◆ **Problem details**: Write the records below out in full, character for character, with no pictures.

§ §

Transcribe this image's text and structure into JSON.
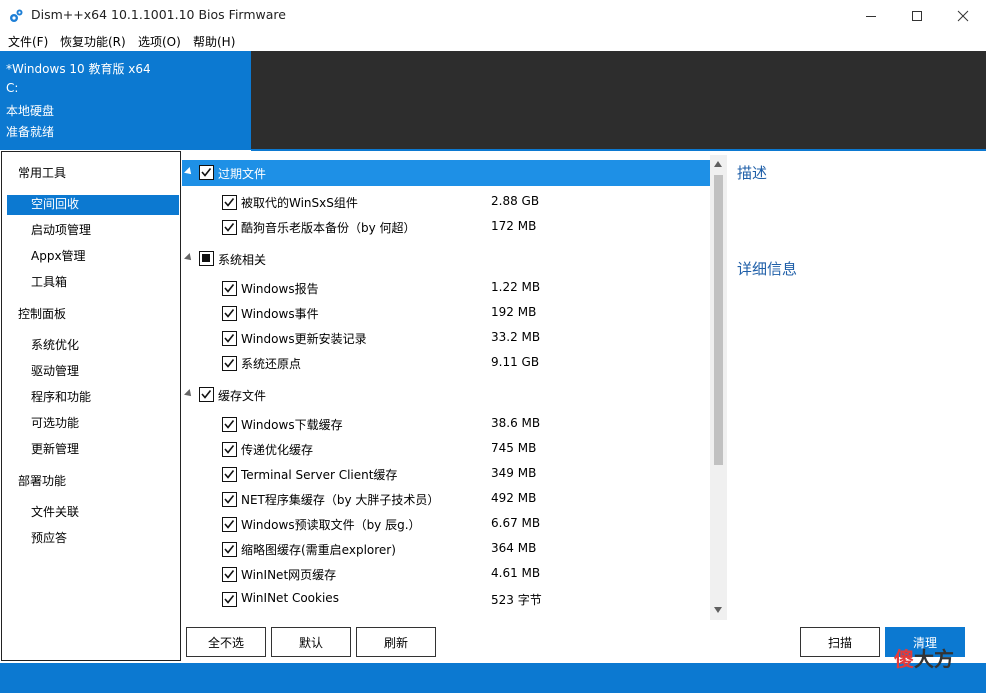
{
  "window": {
    "title": "Dism++x64 10.1.1001.10 Bios Firmware",
    "controls": {
      "minimize": "—",
      "maximize": "☐",
      "close": "✕"
    }
  },
  "menu": [
    "文件(F)",
    "恢复功能(R)",
    "选项(O)",
    "帮助(H)"
  ],
  "header": {
    "lines": [
      "*Windows 10 教育版 x64",
      "C:",
      "本地硬盘",
      "准备就绪"
    ]
  },
  "sidebar": {
    "sections": [
      {
        "title": "常用工具",
        "items": [
          "空间回收",
          "启动项管理",
          "Appx管理",
          "工具箱"
        ]
      },
      {
        "title": "控制面板",
        "items": [
          "系统优化",
          "驱动管理",
          "程序和功能",
          "可选功能",
          "更新管理"
        ]
      },
      {
        "title": "部署功能",
        "items": [
          "文件关联",
          "预应答"
        ]
      }
    ],
    "selected": "空间回收"
  },
  "tree": {
    "groups": [
      {
        "label": "过期文件",
        "state": "checked",
        "selected": true,
        "items": [
          {
            "label": "被取代的WinSxS组件",
            "size": "2.88 GB"
          },
          {
            "label": "酷狗音乐老版本备份（by 何超）",
            "size": "172 MB"
          }
        ]
      },
      {
        "label": "系统相关",
        "state": "partial",
        "selected": false,
        "items": [
          {
            "label": "Windows报告",
            "size": "1.22 MB"
          },
          {
            "label": "Windows事件",
            "size": "192 MB"
          },
          {
            "label": "Windows更新安装记录",
            "size": "33.2 MB"
          },
          {
            "label": "系统还原点",
            "size": "9.11 GB"
          }
        ]
      },
      {
        "label": "缓存文件",
        "state": "checked",
        "selected": false,
        "items": [
          {
            "label": "Windows下载缓存",
            "size": "38.6 MB"
          },
          {
            "label": "传递优化缓存",
            "size": "745 MB"
          },
          {
            "label": "Terminal Server Client缓存",
            "size": "349 MB"
          },
          {
            "label": "NET程序集缓存（by 大胖子技术员）",
            "size": "492 MB"
          },
          {
            "label": "Windows预读取文件（by 辰g.）",
            "size": "6.67 MB"
          },
          {
            "label": "缩略图缓存(需重启explorer)",
            "size": "364 MB"
          },
          {
            "label": "WinINet网页缓存",
            "size": "4.61 MB"
          },
          {
            "label": "WinINet Cookies",
            "size": "523 字节"
          }
        ]
      }
    ]
  },
  "right_panel": {
    "description_title": "描述",
    "details_title": "详细信息"
  },
  "buttons": {
    "select_none": "全不选",
    "default": "默认",
    "refresh": "刷新",
    "scan": "扫描",
    "clean": "清理"
  },
  "watermark": {
    "part1": "傻",
    "part2": "大方"
  },
  "colors": {
    "accent": "#0c79d1",
    "header_dark": "#2d2d2d",
    "selected_row": "#1e90e6",
    "title_blue": "#1f5fa8"
  }
}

§ §

◆ **Full response**:
Transcribe this image's text and structure into JSON.
{
  "window": {
    "title": "Dism++x64 10.1.1001.10 Bios Firmware",
    "controls": {
      "minimize": "—",
      "maximize": "☐",
      "close": "✕"
    }
  },
  "menu": [
    "文件(F)",
    "恢复功能(R)",
    "选项(O)",
    "帮助(H)"
  ],
  "header": {
    "lines": [
      "*Windows 10 教育版 x64",
      "C:",
      "本地硬盘",
      "准备就绪"
    ]
  },
  "sidebar": {
    "sections": [
      {
        "title": "常用工具",
        "items": [
          "空间回收",
          "启动项管理",
          "Appx管理",
          "工具箱"
        ]
      },
      {
        "title": "控制面板",
        "items": [
          "系统优化",
          "驱动管理",
          "程序和功能",
          "可选功能",
          "更新管理"
        ]
      },
      {
        "title": "部署功能",
        "items": [
          "文件关联",
          "预应答"
        ]
      }
    ],
    "selected": "空间回收"
  },
  "tree": {
    "groups": [
      {
        "label": "过期文件",
        "state": "checked",
        "selected": true,
        "items": [
          {
            "label": "被取代的WinSxS组件",
            "size": "2.88 GB"
          },
          {
            "label": "酷狗音乐老版本备份（by 何超）",
            "size": "172 MB"
          }
        ]
      },
      {
        "label": "系统相关",
        "state": "partial",
        "selected": false,
        "items": [
          {
            "label": "Windows报告",
            "size": "1.22 MB"
          },
          {
            "label": "Windows事件",
            "size": "192 MB"
          },
          {
            "label": "Windows更新安装记录",
            "size": "33.2 MB"
          },
          {
            "label": "系统还原点",
            "size": "9.11 GB"
          }
        ]
      },
      {
        "label": "缓存文件",
        "state": "checked",
        "selected": false,
        "items": [
          {
            "label": "Windows下载缓存",
            "size": "38.6 MB"
          },
          {
            "label": "传递优化缓存",
            "size": "745 MB"
          },
          {
            "label": "Terminal Server Client缓存",
            "size": "349 MB"
          },
          {
            "label": "NET程序集缓存（by 大胖子技术员）",
            "size": "492 MB"
          },
          {
            "label": "Windows预读取文件（by 辰g.）",
            "size": "6.67 MB"
          },
          {
            "label": "缩略图缓存(需重启explorer)",
            "size": "364 MB"
          },
          {
            "label": "WinINet网页缓存",
            "size": "4.61 MB"
          },
          {
            "label": "WinINet Cookies",
            "size": "523 字节"
          }
        ]
      }
    ]
  },
  "right_panel": {
    "description_title": "描述",
    "details_title": "详细信息"
  },
  "buttons": {
    "select_none": "全不选",
    "default": "默认",
    "refresh": "刷新",
    "scan": "扫描",
    "clean": "清理"
  },
  "watermark": {
    "part1": "傻",
    "part2": "大方"
  },
  "colors": {
    "accent": "#0c79d1",
    "header_dark": "#2d2d2d",
    "selected_row": "#1e90e6",
    "title_blue": "#1f5fa8"
  }
}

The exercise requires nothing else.